··· Data to use ···

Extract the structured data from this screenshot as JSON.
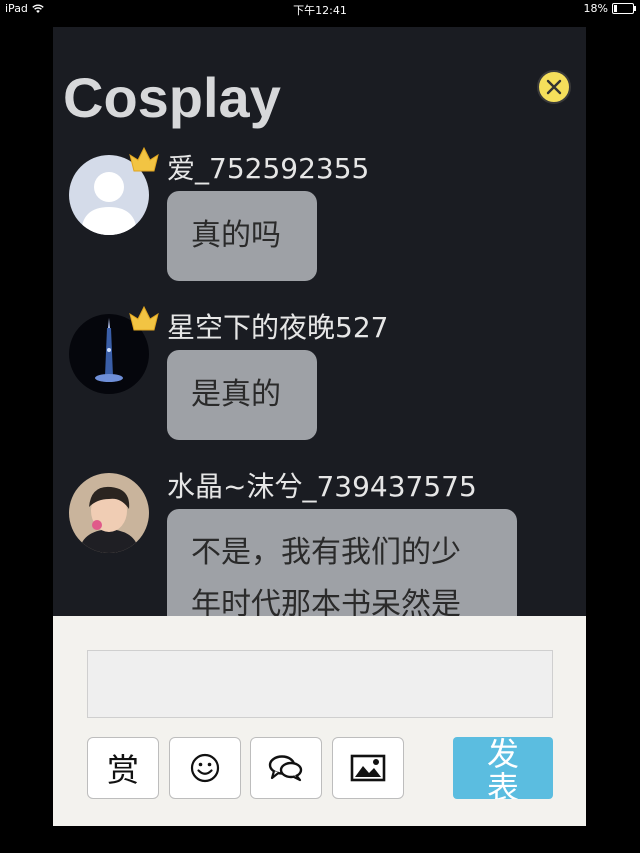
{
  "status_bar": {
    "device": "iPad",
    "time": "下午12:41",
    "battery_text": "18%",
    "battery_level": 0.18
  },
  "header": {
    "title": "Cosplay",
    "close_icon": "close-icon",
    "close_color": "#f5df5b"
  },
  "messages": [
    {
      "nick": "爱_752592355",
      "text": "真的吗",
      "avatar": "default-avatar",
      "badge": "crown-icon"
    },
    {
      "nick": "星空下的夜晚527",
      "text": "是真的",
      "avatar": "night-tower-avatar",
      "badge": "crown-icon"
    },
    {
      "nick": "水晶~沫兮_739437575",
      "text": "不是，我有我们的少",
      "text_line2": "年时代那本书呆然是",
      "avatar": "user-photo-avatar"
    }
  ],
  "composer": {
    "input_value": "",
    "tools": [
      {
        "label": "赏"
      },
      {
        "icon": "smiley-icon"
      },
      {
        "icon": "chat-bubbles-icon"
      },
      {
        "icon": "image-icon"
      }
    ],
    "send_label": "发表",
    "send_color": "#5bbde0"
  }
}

···
··· Data to use ···

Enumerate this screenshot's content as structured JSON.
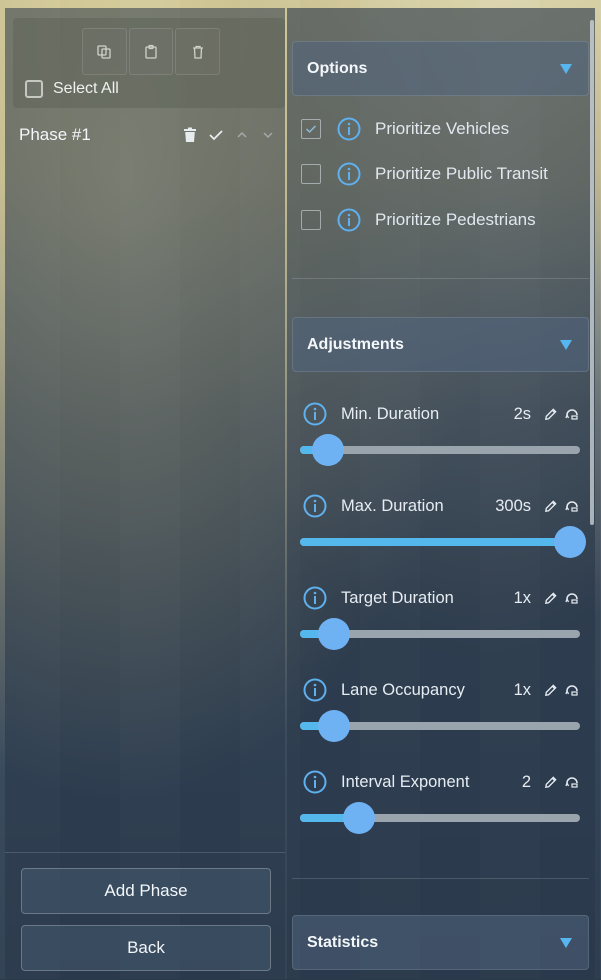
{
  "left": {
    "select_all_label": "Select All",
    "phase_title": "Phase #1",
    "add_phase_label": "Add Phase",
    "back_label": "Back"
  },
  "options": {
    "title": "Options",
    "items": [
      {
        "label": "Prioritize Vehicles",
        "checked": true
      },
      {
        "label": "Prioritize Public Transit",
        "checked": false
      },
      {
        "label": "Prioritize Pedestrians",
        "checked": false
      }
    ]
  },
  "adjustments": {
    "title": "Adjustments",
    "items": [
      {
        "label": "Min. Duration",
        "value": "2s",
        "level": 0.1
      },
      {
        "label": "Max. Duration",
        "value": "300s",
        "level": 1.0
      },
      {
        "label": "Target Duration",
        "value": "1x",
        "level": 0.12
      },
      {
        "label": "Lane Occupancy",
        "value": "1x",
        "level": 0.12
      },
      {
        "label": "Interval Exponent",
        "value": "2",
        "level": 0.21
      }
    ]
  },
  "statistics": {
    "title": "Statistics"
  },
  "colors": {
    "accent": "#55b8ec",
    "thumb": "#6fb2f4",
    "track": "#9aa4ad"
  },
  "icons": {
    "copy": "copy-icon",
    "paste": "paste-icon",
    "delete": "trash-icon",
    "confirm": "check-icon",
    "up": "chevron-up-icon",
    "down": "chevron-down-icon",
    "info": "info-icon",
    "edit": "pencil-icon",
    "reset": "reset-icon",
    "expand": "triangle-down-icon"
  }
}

···

§ Given problem: Across the material above, count every line holding "Prioritize" and write down only the number.

§ Correct output: 3